(Records that describe figures)
-=-=-

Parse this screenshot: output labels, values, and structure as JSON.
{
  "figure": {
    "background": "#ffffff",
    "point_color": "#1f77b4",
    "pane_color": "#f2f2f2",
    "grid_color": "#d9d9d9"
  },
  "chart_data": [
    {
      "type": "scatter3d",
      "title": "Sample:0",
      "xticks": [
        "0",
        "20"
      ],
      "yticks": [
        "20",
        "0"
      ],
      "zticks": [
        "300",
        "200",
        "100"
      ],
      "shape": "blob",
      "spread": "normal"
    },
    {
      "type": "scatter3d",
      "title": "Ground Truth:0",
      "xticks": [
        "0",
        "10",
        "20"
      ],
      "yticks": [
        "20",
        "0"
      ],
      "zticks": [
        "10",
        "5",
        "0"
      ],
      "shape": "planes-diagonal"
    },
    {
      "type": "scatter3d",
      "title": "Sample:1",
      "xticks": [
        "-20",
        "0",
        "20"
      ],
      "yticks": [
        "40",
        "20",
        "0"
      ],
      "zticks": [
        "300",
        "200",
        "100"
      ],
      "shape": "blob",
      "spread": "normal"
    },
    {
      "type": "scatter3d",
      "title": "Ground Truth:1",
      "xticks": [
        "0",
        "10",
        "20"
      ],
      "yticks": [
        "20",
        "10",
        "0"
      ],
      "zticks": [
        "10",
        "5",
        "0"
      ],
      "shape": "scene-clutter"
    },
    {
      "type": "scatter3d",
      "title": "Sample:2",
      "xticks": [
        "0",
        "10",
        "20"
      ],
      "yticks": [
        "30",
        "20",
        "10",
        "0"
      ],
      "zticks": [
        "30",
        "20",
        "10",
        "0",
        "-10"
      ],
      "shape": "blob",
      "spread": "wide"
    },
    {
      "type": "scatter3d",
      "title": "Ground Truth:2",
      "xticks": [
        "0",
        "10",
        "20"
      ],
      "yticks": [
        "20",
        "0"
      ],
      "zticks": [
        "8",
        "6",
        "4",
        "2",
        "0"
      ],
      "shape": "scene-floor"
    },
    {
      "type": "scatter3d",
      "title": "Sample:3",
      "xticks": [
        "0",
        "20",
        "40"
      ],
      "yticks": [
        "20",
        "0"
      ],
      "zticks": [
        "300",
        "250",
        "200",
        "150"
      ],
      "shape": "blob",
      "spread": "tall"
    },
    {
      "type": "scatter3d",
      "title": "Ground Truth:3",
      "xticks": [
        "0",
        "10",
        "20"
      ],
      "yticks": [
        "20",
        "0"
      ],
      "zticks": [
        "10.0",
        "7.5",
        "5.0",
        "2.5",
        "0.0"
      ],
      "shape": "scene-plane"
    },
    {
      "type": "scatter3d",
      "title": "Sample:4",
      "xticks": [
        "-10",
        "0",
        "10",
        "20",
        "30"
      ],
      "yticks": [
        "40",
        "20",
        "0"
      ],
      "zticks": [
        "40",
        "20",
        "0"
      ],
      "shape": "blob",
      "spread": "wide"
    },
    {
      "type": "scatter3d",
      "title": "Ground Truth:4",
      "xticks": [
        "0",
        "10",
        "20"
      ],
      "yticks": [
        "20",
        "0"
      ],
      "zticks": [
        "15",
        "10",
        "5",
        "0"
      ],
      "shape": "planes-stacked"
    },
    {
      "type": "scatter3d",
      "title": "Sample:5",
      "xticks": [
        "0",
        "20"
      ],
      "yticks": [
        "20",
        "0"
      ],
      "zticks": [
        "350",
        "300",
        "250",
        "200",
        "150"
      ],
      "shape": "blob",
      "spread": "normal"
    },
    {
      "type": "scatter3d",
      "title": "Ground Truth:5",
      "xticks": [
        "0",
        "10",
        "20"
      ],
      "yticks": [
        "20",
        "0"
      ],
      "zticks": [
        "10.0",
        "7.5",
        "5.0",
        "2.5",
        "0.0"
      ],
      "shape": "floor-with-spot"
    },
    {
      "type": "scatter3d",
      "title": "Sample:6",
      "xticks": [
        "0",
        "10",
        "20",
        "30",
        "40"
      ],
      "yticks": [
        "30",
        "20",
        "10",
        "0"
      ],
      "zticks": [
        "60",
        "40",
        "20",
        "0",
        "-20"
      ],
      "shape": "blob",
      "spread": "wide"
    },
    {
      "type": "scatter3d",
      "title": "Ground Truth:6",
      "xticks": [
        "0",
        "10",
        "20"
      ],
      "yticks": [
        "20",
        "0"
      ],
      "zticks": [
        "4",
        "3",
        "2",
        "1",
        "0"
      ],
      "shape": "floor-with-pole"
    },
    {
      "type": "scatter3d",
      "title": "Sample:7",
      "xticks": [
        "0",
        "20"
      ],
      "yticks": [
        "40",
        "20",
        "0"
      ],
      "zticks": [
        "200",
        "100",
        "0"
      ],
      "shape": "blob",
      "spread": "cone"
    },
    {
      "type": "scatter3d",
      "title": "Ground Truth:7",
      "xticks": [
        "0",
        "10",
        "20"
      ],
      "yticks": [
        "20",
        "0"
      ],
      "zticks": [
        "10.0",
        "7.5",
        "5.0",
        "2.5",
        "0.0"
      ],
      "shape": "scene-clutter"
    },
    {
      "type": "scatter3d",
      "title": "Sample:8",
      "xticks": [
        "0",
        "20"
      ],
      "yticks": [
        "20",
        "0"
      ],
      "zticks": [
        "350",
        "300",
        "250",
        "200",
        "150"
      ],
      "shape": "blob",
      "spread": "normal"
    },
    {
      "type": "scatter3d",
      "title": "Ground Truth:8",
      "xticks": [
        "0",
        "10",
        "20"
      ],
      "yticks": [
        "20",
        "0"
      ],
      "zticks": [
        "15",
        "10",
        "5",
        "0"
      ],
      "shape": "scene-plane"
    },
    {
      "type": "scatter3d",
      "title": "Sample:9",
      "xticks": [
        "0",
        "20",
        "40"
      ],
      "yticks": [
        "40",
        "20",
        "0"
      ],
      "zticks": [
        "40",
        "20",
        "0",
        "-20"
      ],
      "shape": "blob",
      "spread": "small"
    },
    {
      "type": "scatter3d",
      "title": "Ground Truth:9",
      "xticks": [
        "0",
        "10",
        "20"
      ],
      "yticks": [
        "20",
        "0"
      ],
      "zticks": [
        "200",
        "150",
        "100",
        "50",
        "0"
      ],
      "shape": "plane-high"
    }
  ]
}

-=-=-

- Your task:
Reproduce each entry above exactly, keeping every word.

- The result:
Parse this screenshot: output labels, values, and structure as JSON.
{
  "figure": {
    "background": "#ffffff",
    "point_color": "#1f77b4",
    "pane_color": "#f2f2f2",
    "grid_color": "#d9d9d9"
  },
  "chart_data": [
    {
      "type": "scatter3d",
      "title": "Sample:0",
      "xticks": [
        "0",
        "20"
      ],
      "yticks": [
        "20",
        "0"
      ],
      "zticks": [
        "300",
        "200",
        "100"
      ],
      "shape": "blob",
      "spread": "normal"
    },
    {
      "type": "scatter3d",
      "title": "Ground Truth:0",
      "xticks": [
        "0",
        "10",
        "20"
      ],
      "yticks": [
        "20",
        "0"
      ],
      "zticks": [
        "10",
        "5",
        "0"
      ],
      "shape": "planes-diagonal"
    },
    {
      "type": "scatter3d",
      "title": "Sample:1",
      "xticks": [
        "-20",
        "0",
        "20"
      ],
      "yticks": [
        "40",
        "20",
        "0"
      ],
      "zticks": [
        "300",
        "200",
        "100"
      ],
      "shape": "blob",
      "spread": "normal"
    },
    {
      "type": "scatter3d",
      "title": "Ground Truth:1",
      "xticks": [
        "0",
        "10",
        "20"
      ],
      "yticks": [
        "20",
        "10",
        "0"
      ],
      "zticks": [
        "10",
        "5",
        "0"
      ],
      "shape": "scene-clutter"
    },
    {
      "type": "scatter3d",
      "title": "Sample:2",
      "xticks": [
        "0",
        "10",
        "20"
      ],
      "yticks": [
        "30",
        "20",
        "10",
        "0"
      ],
      "zticks": [
        "30",
        "20",
        "10",
        "0",
        "-10"
      ],
      "shape": "blob",
      "spread": "wide"
    },
    {
      "type": "scatter3d",
      "title": "Ground Truth:2",
      "xticks": [
        "0",
        "10",
        "20"
      ],
      "yticks": [
        "20",
        "0"
      ],
      "zticks": [
        "8",
        "6",
        "4",
        "2",
        "0"
      ],
      "shape": "scene-floor"
    },
    {
      "type": "scatter3d",
      "title": "Sample:3",
      "xticks": [
        "0",
        "20",
        "40"
      ],
      "yticks": [
        "20",
        "0"
      ],
      "zticks": [
        "300",
        "250",
        "200",
        "150"
      ],
      "shape": "blob",
      "spread": "tall"
    },
    {
      "type": "scatter3d",
      "title": "Ground Truth:3",
      "xticks": [
        "0",
        "10",
        "20"
      ],
      "yticks": [
        "20",
        "0"
      ],
      "zticks": [
        "10.0",
        "7.5",
        "5.0",
        "2.5",
        "0.0"
      ],
      "shape": "scene-plane"
    },
    {
      "type": "scatter3d",
      "title": "Sample:4",
      "xticks": [
        "-10",
        "0",
        "10",
        "20",
        "30"
      ],
      "yticks": [
        "40",
        "20",
        "0"
      ],
      "zticks": [
        "40",
        "20",
        "0"
      ],
      "shape": "blob",
      "spread": "wide"
    },
    {
      "type": "scatter3d",
      "title": "Ground Truth:4",
      "xticks": [
        "0",
        "10",
        "20"
      ],
      "yticks": [
        "20",
        "0"
      ],
      "zticks": [
        "15",
        "10",
        "5",
        "0"
      ],
      "shape": "planes-stacked"
    },
    {
      "type": "scatter3d",
      "title": "Sample:5",
      "xticks": [
        "0",
        "20"
      ],
      "yticks": [
        "20",
        "0"
      ],
      "zticks": [
        "350",
        "300",
        "250",
        "200",
        "150"
      ],
      "shape": "blob",
      "spread": "normal"
    },
    {
      "type": "scatter3d",
      "title": "Ground Truth:5",
      "xticks": [
        "0",
        "10",
        "20"
      ],
      "yticks": [
        "20",
        "0"
      ],
      "zticks": [
        "10.0",
        "7.5",
        "5.0",
        "2.5",
        "0.0"
      ],
      "shape": "floor-with-spot"
    },
    {
      "type": "scatter3d",
      "title": "Sample:6",
      "xticks": [
        "0",
        "10",
        "20",
        "30",
        "40"
      ],
      "yticks": [
        "30",
        "20",
        "10",
        "0"
      ],
      "zticks": [
        "60",
        "40",
        "20",
        "0",
        "-20"
      ],
      "shape": "blob",
      "spread": "wide"
    },
    {
      "type": "scatter3d",
      "title": "Ground Truth:6",
      "xticks": [
        "0",
        "10",
        "20"
      ],
      "yticks": [
        "20",
        "0"
      ],
      "zticks": [
        "4",
        "3",
        "2",
        "1",
        "0"
      ],
      "shape": "floor-with-pole"
    },
    {
      "type": "scatter3d",
      "title": "Sample:7",
      "xticks": [
        "0",
        "20"
      ],
      "yticks": [
        "40",
        "20",
        "0"
      ],
      "zticks": [
        "200",
        "100",
        "0"
      ],
      "shape": "blob",
      "spread": "cone"
    },
    {
      "type": "scatter3d",
      "title": "Ground Truth:7",
      "xticks": [
        "0",
        "10",
        "20"
      ],
      "yticks": [
        "20",
        "0"
      ],
      "zticks": [
        "10.0",
        "7.5",
        "5.0",
        "2.5",
        "0.0"
      ],
      "shape": "scene-clutter"
    },
    {
      "type": "scatter3d",
      "title": "Sample:8",
      "xticks": [
        "0",
        "20"
      ],
      "yticks": [
        "20",
        "0"
      ],
      "zticks": [
        "350",
        "300",
        "250",
        "200",
        "150"
      ],
      "shape": "blob",
      "spread": "normal"
    },
    {
      "type": "scatter3d",
      "title": "Ground Truth:8",
      "xticks": [
        "0",
        "10",
        "20"
      ],
      "yticks": [
        "20",
        "0"
      ],
      "zticks": [
        "15",
        "10",
        "5",
        "0"
      ],
      "shape": "scene-plane"
    },
    {
      "type": "scatter3d",
      "title": "Sample:9",
      "xticks": [
        "0",
        "20",
        "40"
      ],
      "yticks": [
        "40",
        "20",
        "0"
      ],
      "zticks": [
        "40",
        "20",
        "0",
        "-20"
      ],
      "shape": "blob",
      "spread": "small"
    },
    {
      "type": "scatter3d",
      "title": "Ground Truth:9",
      "xticks": [
        "0",
        "10",
        "20"
      ],
      "yticks": [
        "20",
        "0"
      ],
      "zticks": [
        "200",
        "150",
        "100",
        "50",
        "0"
      ],
      "shape": "plane-high"
    }
  ]
}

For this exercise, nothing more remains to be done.